EXERCISE = Write out every record in full, exactly as written, please.

RECORDS TO PROCESS =
——————

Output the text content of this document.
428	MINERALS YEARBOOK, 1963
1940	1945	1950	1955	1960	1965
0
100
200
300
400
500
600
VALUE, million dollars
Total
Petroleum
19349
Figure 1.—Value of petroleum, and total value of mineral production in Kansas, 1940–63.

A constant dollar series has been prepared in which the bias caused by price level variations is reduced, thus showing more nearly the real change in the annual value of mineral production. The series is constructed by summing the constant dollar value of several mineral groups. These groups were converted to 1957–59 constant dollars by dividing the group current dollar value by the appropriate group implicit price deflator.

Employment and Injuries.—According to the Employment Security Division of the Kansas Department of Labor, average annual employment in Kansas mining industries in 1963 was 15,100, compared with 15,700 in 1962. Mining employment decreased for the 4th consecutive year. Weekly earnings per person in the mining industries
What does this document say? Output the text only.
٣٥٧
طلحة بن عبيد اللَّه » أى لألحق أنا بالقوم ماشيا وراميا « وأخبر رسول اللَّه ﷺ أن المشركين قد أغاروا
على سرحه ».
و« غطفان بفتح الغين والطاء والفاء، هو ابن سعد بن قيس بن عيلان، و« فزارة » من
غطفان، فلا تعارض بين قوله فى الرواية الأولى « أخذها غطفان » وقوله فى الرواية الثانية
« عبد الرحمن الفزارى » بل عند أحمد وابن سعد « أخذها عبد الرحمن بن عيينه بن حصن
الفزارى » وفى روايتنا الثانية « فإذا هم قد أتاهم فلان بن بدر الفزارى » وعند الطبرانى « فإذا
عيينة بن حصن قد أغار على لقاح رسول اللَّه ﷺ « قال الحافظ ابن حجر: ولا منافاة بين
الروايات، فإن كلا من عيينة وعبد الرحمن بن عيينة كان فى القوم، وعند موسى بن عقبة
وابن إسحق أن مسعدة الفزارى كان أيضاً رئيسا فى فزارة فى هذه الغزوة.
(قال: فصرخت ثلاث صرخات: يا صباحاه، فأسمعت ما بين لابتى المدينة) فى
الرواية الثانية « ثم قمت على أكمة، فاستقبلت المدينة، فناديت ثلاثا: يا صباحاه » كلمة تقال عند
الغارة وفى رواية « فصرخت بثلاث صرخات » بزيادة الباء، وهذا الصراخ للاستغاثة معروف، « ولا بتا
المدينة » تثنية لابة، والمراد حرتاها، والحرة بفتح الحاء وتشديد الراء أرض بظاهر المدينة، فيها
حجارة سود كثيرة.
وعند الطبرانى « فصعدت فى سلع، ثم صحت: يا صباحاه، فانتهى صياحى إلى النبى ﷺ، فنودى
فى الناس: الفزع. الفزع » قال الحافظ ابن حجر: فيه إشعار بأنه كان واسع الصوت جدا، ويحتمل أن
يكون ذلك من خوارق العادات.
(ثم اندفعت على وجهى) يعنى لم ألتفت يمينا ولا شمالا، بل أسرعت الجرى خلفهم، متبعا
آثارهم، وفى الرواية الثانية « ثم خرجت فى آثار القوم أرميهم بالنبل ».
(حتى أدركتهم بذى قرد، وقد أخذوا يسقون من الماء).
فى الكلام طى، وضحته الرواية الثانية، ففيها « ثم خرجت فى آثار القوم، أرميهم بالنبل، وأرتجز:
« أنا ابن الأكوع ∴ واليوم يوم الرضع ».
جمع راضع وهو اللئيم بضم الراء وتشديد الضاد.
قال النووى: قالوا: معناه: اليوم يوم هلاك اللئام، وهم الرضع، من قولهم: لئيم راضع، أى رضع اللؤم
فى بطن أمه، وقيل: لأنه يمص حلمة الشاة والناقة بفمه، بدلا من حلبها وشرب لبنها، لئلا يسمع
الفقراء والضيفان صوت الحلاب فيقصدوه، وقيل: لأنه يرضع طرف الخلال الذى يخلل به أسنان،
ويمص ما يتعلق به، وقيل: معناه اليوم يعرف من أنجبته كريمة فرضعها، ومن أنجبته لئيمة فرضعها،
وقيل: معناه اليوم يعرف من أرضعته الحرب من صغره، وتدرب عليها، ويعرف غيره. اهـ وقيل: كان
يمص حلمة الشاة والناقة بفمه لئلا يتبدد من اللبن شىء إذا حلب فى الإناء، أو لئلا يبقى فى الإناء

——————

EXERCISE SOLUTION =
Output the text content of this document.
428	MINERALS YEARBOOK, 1963
1940	1945	1950	1955	1960	1965
0
100
200
300
400
500
600
VALUE, million dollars
Total
Petroleum
19349
Figure 1.—Value of petroleum, and total value of mineral production in Kansas, 1940–63.

A constant dollar series has been prepared in which the bias caused by price level variations is reduced, thus showing more nearly the real change in the annual value of mineral production. The series is constructed by summing the constant dollar value of several mineral groups. These groups were converted to 1957–59 constant dollars by dividing the group current dollar value by the appropriate group implicit price deflator.

Employment and Injuries.—According to the Employment Security Division of the Kansas Department of Labor, average annual employment in Kansas mining industries in 1963 was 15,100, compared with 15,700 in 1962. Mining employment decreased for the 4th consecutive year. Weekly earnings per person in the mining industries
What does this document say? Output the text only.
٣٥٧
طلحة بن عبيد اللَّه » أى لألحق أنا بالقوم ماشيا وراميا « وأخبر رسول اللَّه ﷺ أن المشركين قد أغاروا
على سرحه ».
و« غطفان بفتح الغين والطاء والفاء، هو ابن سعد بن قيس بن عيلان، و« فزارة » من
غطفان، فلا تعارض بين قوله فى الرواية الأولى « أخذها غطفان » وقوله فى الرواية الثانية
« عبد الرحمن الفزارى » بل عند أحمد وابن سعد « أخذها عبد الرحمن بن عيينه بن حصن
الفزارى » وفى روايتنا الثانية « فإذا هم قد أتاهم فلان بن بدر الفزارى » وعند الطبرانى « فإذا
عيينة بن حصن قد أغار على لقاح رسول اللَّه ﷺ « قال الحافظ ابن حجر: ولا منافاة بين
الروايات، فإن كلا من عيينة وعبد الرحمن بن عيينة كان فى القوم، وعند موسى بن عقبة
وابن إسحق أن مسعدة الفزارى كان أيضاً رئيسا فى فزارة فى هذه الغزوة.
(قال: فصرخت ثلاث صرخات: يا صباحاه، فأسمعت ما بين لابتى المدينة) فى
الرواية الثانية « ثم قمت على أكمة، فاستقبلت المدينة، فناديت ثلاثا: يا صباحاه » كلمة تقال عند
الغارة وفى رواية « فصرخت بثلاث صرخات » بزيادة الباء، وهذا الصراخ للاستغاثة معروف، « ولا بتا
المدينة » تثنية لابة، والمراد حرتاها، والحرة بفتح الحاء وتشديد الراء أرض بظاهر المدينة، فيها
حجارة سود كثيرة.
وعند الطبرانى « فصعدت فى سلع، ثم صحت: يا صباحاه، فانتهى صياحى إلى النبى ﷺ، فنودى
فى الناس: الفزع. الفزع » قال الحافظ ابن حجر: فيه إشعار بأنه كان واسع الصوت جدا، ويحتمل أن
يكون ذلك من خوارق العادات.
(ثم اندفعت على وجهى) يعنى لم ألتفت يمينا ولا شمالا، بل أسرعت الجرى خلفهم، متبعا
آثارهم، وفى الرواية الثانية « ثم خرجت فى آثار القوم أرميهم بالنبل ».
(حتى أدركتهم بذى قرد، وقد أخذوا يسقون من الماء).
فى الكلام طى، وضحته الرواية الثانية، ففيها « ثم خرجت فى آثار القوم، أرميهم بالنبل، وأرتجز:
« أنا ابن الأكوع ∴ واليوم يوم الرضع ».
جمع راضع وهو اللئيم بضم الراء وتشديد الضاد.
قال النووى: قالوا: معناه: اليوم يوم هلاك اللئام، وهم الرضع، من قولهم: لئيم راضع، أى رضع اللؤم
فى بطن أمه، وقيل: لأنه يمص حلمة الشاة والناقة بفمه، بدلا من حلبها وشرب لبنها، لئلا يسمع
الفقراء والضيفان صوت الحلاب فيقصدوه، وقيل: لأنه يرضع طرف الخلال الذى يخلل به أسنان،
ويمص ما يتعلق به، وقيل: معناه اليوم يعرف من أنجبته كريمة فرضعها، ومن أنجبته لئيمة فرضعها،
وقيل: معناه اليوم يعرف من أرضعته الحرب من صغره، وتدرب عليها، ويعرف غيره. اهـ وقيل: كان
يمص حلمة الشاة والناقة بفمه لئلا يتبدد من اللبن شىء إذا حلب فى الإناء، أو لئلا يبقى فى الإناء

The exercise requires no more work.